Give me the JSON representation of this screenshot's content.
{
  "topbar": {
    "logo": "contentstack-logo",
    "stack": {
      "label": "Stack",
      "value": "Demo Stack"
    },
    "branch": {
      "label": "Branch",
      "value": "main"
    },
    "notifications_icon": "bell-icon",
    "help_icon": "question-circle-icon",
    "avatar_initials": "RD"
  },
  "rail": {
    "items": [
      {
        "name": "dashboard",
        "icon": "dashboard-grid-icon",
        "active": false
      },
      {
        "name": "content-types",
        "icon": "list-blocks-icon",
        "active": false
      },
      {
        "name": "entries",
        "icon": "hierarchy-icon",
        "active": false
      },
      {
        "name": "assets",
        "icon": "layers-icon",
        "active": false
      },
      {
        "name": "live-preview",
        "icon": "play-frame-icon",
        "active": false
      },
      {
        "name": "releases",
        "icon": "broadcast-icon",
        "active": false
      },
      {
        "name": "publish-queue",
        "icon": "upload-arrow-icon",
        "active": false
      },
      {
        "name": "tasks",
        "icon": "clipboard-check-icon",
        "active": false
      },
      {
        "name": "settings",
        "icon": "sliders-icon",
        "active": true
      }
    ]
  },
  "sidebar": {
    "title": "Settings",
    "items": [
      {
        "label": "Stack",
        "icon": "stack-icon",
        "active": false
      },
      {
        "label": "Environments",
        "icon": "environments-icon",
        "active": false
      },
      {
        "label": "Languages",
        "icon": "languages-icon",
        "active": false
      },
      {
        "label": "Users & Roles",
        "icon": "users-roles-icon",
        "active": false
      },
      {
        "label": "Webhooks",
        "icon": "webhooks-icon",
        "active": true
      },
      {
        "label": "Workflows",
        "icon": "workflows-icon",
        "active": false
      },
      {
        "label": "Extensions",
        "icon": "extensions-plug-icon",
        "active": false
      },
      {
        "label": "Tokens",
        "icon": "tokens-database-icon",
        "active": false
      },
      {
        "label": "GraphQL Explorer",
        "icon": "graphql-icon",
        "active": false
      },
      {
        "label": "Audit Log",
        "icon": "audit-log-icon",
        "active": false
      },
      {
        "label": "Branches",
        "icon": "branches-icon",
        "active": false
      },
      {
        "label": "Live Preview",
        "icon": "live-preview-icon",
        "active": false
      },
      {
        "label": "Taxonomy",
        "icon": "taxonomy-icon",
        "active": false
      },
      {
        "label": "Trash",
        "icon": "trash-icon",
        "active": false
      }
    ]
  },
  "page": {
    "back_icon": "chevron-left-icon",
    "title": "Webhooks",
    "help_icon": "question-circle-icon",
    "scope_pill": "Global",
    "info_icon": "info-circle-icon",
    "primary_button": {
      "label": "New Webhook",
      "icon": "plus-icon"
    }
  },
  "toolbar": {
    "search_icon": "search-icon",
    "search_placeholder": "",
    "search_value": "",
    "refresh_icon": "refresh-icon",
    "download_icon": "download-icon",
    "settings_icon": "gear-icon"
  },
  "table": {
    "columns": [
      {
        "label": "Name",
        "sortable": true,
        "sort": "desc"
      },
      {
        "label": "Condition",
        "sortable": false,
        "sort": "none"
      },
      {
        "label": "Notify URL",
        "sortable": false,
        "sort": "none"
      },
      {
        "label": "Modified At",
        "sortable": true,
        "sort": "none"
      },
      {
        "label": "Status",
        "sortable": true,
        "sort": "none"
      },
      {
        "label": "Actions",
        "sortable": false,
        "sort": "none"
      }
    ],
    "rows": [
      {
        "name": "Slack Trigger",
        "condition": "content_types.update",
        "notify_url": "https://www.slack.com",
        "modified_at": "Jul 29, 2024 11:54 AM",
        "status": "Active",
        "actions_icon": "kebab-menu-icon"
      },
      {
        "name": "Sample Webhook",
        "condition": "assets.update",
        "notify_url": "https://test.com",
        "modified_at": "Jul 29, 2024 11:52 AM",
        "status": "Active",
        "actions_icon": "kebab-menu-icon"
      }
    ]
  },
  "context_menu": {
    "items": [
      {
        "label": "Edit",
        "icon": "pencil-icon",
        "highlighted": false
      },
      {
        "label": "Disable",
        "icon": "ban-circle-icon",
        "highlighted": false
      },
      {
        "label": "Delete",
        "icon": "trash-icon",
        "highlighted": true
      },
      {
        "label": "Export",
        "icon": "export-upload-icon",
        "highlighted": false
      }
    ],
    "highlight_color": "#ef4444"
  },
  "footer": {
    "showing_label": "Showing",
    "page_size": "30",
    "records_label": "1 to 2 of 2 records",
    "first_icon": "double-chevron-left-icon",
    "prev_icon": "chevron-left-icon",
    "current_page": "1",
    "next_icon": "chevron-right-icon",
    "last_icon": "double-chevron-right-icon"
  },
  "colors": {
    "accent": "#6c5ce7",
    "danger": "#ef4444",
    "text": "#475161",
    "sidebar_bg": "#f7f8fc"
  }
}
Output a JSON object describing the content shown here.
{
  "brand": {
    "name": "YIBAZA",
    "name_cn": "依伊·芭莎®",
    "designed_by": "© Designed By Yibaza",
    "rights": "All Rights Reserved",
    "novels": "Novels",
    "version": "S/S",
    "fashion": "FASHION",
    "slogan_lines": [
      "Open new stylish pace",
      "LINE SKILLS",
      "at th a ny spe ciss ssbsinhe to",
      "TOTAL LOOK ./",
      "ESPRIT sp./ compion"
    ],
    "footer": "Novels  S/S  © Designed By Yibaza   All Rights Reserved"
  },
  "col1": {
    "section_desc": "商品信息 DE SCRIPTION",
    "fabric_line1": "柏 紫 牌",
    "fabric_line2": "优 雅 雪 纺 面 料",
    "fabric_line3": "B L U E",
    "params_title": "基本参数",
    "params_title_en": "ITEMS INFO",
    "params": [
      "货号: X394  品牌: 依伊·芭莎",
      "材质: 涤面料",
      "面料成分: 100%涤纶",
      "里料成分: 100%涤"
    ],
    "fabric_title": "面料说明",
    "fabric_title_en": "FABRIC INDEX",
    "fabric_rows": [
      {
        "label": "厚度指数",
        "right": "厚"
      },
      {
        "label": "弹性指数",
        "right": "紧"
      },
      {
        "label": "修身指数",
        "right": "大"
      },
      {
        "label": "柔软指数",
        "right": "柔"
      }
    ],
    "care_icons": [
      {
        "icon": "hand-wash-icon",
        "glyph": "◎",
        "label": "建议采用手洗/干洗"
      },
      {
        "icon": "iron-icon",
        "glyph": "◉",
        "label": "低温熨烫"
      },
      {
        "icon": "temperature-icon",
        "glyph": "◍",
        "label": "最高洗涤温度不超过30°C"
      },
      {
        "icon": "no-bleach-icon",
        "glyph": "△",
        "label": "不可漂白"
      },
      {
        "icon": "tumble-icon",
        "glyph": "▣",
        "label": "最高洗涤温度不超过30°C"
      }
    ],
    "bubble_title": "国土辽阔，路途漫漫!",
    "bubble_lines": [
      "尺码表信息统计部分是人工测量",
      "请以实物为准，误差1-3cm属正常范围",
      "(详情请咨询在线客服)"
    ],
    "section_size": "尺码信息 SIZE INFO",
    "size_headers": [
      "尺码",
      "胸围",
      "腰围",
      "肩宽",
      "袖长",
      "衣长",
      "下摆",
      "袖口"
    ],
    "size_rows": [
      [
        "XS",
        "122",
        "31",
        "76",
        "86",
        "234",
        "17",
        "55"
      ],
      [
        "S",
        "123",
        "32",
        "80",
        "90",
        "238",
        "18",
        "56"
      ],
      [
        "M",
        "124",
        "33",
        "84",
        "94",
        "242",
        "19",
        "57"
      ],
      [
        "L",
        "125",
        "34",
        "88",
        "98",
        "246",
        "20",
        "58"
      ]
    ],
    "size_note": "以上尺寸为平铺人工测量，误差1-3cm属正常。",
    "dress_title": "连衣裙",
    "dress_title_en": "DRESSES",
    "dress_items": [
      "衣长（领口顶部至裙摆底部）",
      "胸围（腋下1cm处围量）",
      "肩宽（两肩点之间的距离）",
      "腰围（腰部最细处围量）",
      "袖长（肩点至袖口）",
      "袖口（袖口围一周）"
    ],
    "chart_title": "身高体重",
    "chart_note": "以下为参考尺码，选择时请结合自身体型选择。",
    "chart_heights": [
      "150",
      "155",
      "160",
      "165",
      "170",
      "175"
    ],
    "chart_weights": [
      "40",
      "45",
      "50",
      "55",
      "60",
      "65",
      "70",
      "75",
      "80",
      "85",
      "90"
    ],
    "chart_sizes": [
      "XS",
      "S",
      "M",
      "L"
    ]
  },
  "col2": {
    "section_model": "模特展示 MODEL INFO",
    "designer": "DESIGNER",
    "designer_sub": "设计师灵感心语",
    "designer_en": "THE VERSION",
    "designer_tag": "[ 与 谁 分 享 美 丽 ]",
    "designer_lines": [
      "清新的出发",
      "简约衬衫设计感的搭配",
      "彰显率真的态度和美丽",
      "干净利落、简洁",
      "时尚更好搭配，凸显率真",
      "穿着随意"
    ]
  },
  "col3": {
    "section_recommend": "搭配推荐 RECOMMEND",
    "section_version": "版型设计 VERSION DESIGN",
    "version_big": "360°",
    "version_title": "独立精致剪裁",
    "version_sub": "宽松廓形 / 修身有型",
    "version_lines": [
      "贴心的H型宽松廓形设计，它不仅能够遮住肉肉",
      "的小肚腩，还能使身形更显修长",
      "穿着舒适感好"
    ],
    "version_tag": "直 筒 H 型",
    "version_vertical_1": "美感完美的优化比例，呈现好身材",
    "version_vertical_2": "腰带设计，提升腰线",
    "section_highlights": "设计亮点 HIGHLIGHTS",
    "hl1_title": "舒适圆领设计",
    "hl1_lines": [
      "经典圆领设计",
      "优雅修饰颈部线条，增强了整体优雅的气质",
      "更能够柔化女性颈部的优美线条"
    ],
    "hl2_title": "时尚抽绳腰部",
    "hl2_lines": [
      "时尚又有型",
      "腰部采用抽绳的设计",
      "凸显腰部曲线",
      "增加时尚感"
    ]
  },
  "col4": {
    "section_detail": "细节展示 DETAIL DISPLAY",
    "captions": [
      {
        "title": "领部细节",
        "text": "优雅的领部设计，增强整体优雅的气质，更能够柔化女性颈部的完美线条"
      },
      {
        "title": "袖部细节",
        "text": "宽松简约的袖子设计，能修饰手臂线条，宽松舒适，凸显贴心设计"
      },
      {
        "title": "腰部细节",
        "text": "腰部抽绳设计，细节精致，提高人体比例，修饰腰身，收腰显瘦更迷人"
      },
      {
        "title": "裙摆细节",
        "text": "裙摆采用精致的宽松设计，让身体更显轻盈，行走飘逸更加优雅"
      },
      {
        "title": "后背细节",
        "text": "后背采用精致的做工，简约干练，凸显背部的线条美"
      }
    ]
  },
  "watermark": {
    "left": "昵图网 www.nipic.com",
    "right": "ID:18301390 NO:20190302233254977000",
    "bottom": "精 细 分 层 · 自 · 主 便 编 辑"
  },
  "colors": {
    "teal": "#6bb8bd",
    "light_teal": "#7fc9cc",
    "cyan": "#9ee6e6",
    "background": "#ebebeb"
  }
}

◇ ◇ ◇ ◇

● Exercise brief
For the data above, state only how many lines include the word "chevron".

● Expected output
5